_Exercise_
Go through the material below and copy each line where the word "this" appears.

───

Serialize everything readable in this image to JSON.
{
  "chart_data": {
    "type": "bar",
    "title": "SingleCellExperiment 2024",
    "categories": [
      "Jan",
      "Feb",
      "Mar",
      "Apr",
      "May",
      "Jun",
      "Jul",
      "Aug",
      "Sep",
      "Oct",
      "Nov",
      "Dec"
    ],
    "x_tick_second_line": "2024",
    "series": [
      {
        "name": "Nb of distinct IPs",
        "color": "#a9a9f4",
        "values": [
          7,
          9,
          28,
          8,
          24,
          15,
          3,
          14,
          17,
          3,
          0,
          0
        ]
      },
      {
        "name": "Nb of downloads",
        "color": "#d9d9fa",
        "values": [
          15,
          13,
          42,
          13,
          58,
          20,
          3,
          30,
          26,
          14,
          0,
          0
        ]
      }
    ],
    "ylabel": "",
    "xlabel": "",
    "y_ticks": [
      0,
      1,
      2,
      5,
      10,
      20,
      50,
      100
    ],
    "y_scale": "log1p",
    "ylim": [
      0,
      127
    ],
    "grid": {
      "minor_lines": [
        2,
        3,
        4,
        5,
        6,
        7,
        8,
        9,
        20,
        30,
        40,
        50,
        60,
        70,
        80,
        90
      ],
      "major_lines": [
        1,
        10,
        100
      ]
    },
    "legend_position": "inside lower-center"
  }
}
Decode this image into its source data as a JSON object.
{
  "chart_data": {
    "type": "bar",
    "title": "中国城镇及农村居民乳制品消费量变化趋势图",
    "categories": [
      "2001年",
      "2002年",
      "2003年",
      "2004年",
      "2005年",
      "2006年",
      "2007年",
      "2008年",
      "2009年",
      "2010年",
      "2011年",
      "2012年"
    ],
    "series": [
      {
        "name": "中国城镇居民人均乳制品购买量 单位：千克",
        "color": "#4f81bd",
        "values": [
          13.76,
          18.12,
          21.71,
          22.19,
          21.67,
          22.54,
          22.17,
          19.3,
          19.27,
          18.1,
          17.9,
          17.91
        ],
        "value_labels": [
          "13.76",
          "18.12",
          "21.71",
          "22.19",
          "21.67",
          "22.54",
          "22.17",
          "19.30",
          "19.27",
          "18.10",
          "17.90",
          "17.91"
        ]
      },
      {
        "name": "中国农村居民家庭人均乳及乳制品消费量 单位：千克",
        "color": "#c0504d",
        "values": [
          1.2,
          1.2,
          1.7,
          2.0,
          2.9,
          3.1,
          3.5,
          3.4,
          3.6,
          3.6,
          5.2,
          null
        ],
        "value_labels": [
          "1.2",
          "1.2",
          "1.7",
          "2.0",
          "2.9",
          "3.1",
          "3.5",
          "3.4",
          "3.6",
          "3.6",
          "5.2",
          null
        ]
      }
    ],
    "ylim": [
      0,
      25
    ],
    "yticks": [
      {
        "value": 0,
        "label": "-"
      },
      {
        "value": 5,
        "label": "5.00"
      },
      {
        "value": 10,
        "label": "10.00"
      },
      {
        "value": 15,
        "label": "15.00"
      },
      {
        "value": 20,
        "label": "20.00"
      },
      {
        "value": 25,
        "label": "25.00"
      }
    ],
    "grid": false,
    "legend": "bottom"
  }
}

───

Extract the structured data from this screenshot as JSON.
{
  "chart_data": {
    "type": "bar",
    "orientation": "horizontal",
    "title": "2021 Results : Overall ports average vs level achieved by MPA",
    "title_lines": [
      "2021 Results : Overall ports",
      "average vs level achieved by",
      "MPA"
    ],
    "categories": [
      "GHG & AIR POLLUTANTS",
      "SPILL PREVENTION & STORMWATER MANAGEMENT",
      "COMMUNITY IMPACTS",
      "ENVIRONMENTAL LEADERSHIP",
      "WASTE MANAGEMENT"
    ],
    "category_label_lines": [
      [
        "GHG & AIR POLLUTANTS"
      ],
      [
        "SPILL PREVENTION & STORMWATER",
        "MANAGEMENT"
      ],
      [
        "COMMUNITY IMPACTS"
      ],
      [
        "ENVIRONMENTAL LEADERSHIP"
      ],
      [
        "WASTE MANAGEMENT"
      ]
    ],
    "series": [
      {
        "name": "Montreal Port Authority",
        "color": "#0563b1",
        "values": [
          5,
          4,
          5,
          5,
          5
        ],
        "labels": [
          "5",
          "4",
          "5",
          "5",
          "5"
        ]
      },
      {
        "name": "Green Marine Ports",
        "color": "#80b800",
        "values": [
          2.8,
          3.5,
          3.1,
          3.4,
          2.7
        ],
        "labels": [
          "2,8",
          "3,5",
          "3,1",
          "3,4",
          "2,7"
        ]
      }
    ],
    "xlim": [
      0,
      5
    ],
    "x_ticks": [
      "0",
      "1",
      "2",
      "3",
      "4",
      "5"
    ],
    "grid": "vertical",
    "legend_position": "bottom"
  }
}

───

_Output below_
Serialize everything readable in this image to JSON.
Decode this image into its source data as a JSON object.
Extract the structured data from this screenshot as JSON.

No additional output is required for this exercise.